### WORK INSTRUCTIONS
Scan the entries below. List each line with "name".

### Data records
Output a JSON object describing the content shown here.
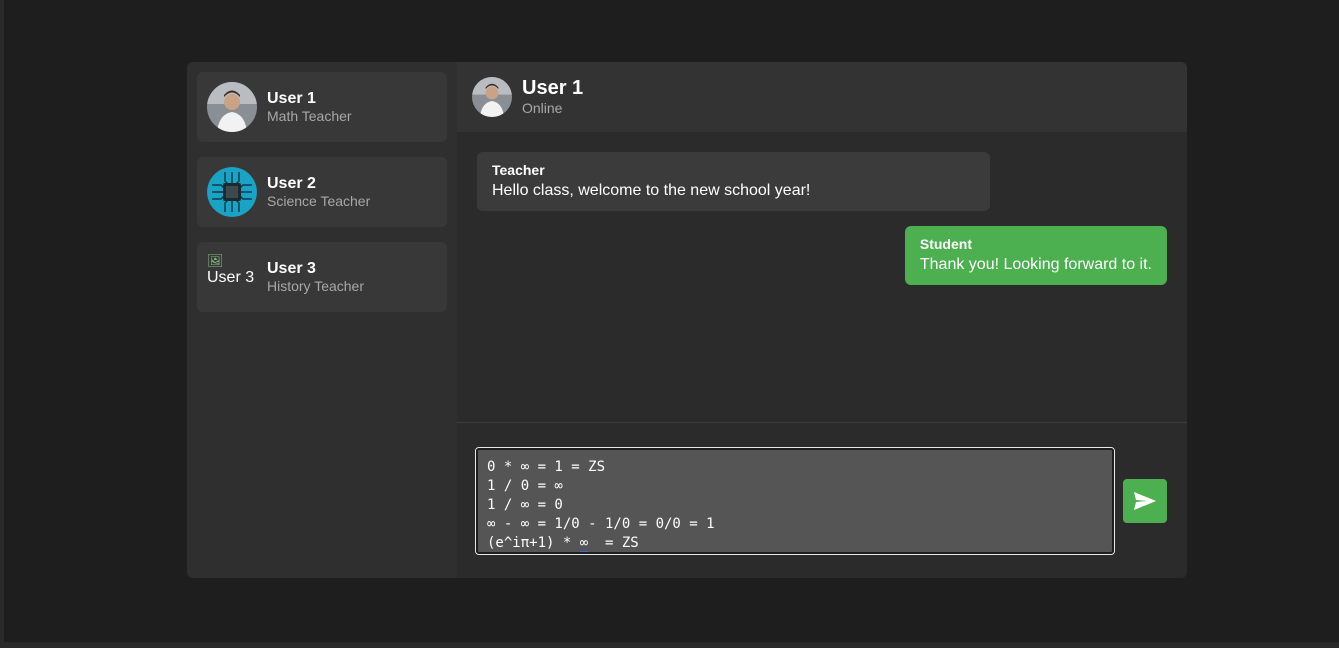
{
  "contacts": [
    {
      "name": "User 1",
      "role": "Math Teacher",
      "avatar": "photo-avatar"
    },
    {
      "name": "User 2",
      "role": "Science Teacher",
      "avatar": "chip-avatar"
    },
    {
      "name": "User 3",
      "role": "History Teacher",
      "avatar_alt": "User 3"
    }
  ],
  "chat_header": {
    "name": "User 1",
    "status": "Online"
  },
  "messages": [
    {
      "sender": "Teacher",
      "text": "Hello class, welcome to the new school year!"
    },
    {
      "sender": "Student",
      "text": "Thank you! Looking forward to it."
    }
  ],
  "composer": {
    "lines": [
      "0 * ∞ = 1 = ZS",
      "1 / 0 = ∞",
      "1 / ∞ = 0",
      "∞ - ∞ = 1/0 - 1/0 = 0/0 = 1"
    ],
    "line5_prefix": "(e^iπ+1) * ",
    "line5_underlined": "∞",
    "line5_suffix": "  = ZS"
  },
  "colors": {
    "accent": "#4caf50",
    "background": "#1e1e1e",
    "panel": "#2b2b2b"
  },
  "icons": {
    "send": "send-icon"
  }
}
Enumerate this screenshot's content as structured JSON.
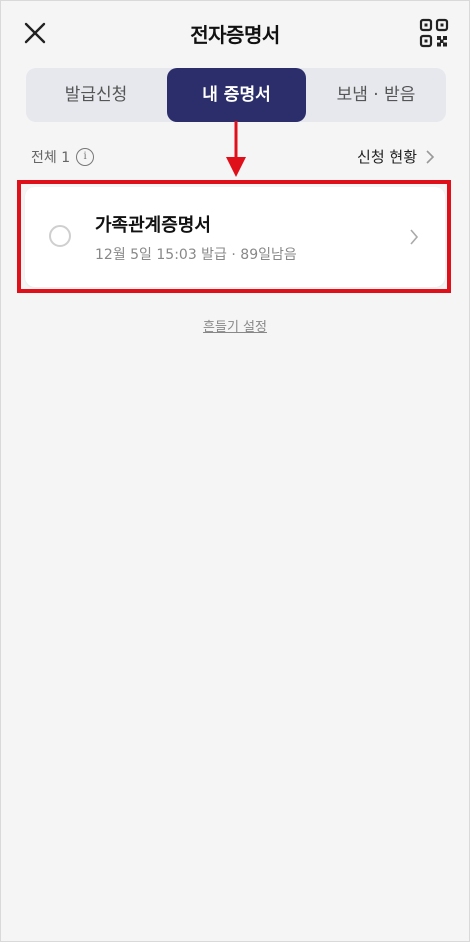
{
  "header": {
    "title": "전자증명서"
  },
  "tabs": [
    {
      "label": "발급신청"
    },
    {
      "label": "내 증명서"
    },
    {
      "label": "보냄 · 받음"
    }
  ],
  "summary": {
    "count_label": "전체 1",
    "info_glyph": "i",
    "status_link": "신청 현황"
  },
  "certificate": {
    "title": "가족관계증명서",
    "subtitle": "12월 5일 15:03 발급 · 89일남음"
  },
  "footer": {
    "shake_setting": "흔들기 설정"
  },
  "colors": {
    "accent": "#2b2e6b",
    "highlight": "#e0101b",
    "background": "#f5f5f5"
  }
}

### ANSWER FOR THIS EXERCISE
      "name": "User 1",
      "name": "User 2",
      "name": "User 3",
    "name": "User 1",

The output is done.